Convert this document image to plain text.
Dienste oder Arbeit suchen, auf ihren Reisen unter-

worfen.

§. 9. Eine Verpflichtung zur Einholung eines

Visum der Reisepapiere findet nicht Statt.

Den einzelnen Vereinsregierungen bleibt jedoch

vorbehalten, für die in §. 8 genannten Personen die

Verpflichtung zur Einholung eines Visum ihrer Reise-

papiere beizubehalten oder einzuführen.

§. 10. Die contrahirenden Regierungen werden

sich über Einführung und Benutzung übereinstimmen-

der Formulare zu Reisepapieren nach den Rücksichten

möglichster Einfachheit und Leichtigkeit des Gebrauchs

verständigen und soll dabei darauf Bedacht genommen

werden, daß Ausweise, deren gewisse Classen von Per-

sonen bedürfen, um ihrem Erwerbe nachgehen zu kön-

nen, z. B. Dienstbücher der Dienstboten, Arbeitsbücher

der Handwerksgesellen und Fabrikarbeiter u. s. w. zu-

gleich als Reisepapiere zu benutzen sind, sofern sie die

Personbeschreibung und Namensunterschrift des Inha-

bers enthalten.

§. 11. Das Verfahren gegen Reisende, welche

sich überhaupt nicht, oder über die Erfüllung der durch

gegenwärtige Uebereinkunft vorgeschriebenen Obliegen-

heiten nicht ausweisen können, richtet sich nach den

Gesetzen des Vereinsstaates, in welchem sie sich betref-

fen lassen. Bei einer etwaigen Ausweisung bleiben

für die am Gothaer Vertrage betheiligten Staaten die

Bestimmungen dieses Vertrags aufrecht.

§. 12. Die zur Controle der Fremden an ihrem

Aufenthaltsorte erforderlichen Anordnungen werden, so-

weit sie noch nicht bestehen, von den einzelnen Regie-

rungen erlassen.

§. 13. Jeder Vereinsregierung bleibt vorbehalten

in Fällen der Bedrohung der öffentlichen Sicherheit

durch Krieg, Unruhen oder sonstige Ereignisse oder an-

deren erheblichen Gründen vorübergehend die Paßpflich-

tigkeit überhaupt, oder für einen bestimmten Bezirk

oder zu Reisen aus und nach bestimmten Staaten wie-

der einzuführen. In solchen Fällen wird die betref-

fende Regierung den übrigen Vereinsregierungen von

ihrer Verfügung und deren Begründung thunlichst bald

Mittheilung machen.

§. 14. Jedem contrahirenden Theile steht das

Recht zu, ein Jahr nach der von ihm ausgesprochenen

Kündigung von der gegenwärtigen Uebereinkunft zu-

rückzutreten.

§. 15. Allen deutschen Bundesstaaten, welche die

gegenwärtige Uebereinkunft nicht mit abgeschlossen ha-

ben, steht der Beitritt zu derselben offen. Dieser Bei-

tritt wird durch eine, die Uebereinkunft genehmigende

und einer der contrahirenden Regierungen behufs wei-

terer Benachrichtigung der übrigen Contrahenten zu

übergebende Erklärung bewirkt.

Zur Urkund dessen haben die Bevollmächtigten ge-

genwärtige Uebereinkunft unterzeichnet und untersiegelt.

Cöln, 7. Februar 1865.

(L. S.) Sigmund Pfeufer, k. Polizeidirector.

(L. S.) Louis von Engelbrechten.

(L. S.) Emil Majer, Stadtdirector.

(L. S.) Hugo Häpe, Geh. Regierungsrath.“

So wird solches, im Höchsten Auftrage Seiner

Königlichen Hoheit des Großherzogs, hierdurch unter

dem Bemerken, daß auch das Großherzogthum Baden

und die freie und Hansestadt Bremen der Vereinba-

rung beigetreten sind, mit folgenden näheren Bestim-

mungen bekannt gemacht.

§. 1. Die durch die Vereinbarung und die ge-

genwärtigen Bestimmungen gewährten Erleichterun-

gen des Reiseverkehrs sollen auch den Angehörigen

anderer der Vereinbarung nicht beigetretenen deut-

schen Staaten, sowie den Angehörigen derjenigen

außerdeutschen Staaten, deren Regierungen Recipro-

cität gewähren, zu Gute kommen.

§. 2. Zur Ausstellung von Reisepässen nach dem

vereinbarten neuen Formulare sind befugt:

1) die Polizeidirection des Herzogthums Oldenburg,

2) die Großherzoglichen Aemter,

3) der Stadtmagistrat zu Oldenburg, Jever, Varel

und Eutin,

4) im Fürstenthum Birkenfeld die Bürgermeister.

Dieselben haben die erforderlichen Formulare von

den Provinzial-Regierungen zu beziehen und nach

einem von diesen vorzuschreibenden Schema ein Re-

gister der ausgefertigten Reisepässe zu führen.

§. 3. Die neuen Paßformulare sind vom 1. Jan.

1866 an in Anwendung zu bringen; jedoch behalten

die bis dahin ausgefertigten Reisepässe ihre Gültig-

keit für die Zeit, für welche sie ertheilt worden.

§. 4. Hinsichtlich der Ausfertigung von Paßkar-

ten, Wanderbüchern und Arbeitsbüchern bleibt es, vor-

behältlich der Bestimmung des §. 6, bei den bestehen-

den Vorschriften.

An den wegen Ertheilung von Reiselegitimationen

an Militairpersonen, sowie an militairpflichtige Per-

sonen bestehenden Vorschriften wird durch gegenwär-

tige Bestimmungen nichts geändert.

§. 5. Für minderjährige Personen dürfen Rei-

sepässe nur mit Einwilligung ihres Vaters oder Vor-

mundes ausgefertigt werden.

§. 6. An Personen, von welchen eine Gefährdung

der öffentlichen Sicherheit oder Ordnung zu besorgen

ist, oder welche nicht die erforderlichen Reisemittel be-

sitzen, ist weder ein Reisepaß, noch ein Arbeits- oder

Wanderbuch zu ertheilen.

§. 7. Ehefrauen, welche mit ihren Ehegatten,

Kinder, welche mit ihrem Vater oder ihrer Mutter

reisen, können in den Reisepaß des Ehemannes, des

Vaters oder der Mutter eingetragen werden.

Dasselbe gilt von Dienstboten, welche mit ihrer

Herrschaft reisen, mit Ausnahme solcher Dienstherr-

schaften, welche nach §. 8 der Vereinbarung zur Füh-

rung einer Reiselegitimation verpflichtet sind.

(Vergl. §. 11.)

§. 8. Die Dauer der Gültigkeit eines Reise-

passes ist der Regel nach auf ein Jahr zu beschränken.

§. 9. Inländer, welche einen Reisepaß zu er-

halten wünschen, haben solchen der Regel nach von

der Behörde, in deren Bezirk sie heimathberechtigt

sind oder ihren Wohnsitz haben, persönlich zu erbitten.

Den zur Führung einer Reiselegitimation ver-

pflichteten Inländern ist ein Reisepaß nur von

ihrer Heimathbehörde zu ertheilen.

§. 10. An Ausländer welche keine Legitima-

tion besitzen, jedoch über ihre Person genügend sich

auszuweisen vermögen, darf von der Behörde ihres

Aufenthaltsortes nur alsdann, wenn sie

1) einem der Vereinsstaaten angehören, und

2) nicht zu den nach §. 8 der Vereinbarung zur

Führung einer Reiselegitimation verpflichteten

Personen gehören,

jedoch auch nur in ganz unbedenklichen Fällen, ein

**What is expected:** Every line that holds the word "contrahirenden" should be copied from the listing.

**Task solution:**
§. 10. Die contrahirenden Regierungen werden
§. 14. Jedem contrahirenden Theile steht das
und einer der contrahirenden Regierungen behufs wei-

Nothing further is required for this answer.